▸ **What needs to be done**
Of all the lines in the material below, how many include the string "label"? Give the number only.

▸ **Records provided**
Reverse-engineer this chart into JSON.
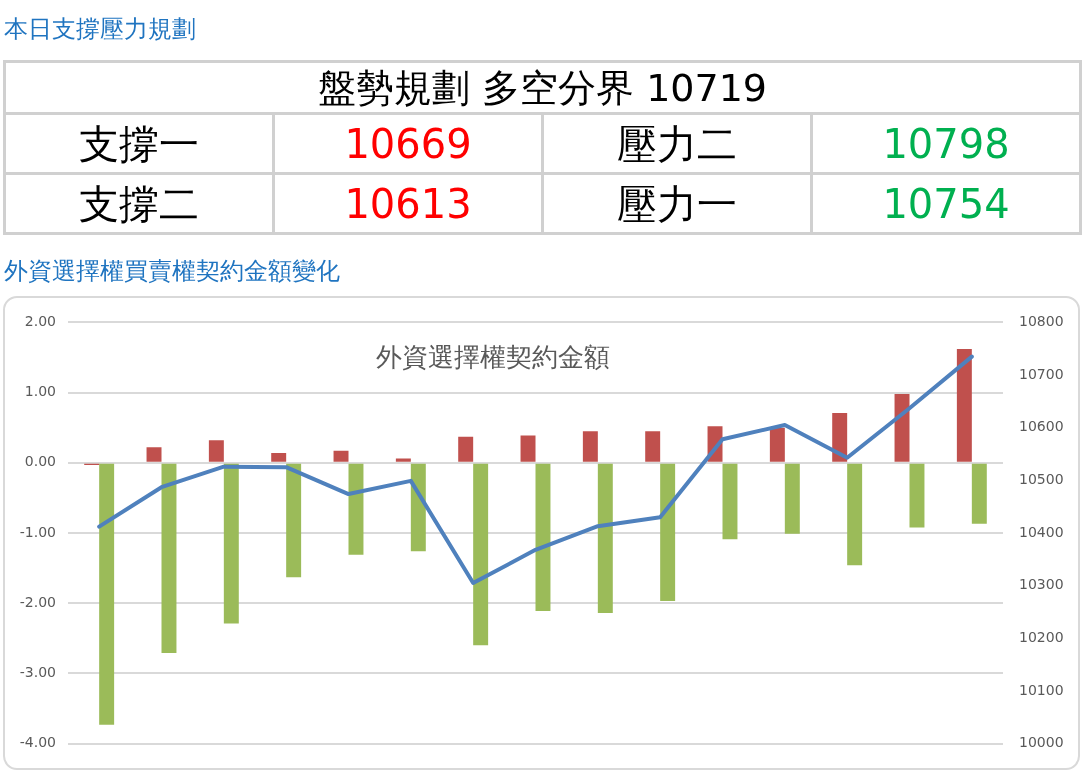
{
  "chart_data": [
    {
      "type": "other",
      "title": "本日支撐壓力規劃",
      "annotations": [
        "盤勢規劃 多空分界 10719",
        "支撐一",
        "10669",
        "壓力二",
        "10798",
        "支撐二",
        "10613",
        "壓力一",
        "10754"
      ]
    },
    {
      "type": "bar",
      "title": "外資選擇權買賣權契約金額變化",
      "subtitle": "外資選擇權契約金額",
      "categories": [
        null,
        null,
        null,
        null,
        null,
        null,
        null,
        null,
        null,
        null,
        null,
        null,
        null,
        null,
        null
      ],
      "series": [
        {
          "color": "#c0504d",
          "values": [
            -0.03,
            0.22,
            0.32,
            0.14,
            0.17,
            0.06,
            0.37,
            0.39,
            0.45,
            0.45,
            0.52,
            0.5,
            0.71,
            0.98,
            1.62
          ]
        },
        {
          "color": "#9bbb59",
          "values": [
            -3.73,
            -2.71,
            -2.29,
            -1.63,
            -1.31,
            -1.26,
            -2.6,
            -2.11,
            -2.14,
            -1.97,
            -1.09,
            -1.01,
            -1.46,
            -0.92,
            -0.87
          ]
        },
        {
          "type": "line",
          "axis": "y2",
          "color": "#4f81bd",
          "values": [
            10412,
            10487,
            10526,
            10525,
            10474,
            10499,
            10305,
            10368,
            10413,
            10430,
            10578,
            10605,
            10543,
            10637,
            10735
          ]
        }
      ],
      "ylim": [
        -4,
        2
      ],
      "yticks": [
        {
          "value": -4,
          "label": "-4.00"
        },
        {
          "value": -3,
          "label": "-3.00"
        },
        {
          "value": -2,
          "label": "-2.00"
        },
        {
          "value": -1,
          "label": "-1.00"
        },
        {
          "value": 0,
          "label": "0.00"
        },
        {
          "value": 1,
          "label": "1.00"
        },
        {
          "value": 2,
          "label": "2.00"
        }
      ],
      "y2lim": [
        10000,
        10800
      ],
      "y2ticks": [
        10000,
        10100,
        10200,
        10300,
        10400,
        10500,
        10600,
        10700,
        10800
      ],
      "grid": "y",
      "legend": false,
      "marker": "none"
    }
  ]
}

▸ **Exercise solution**
7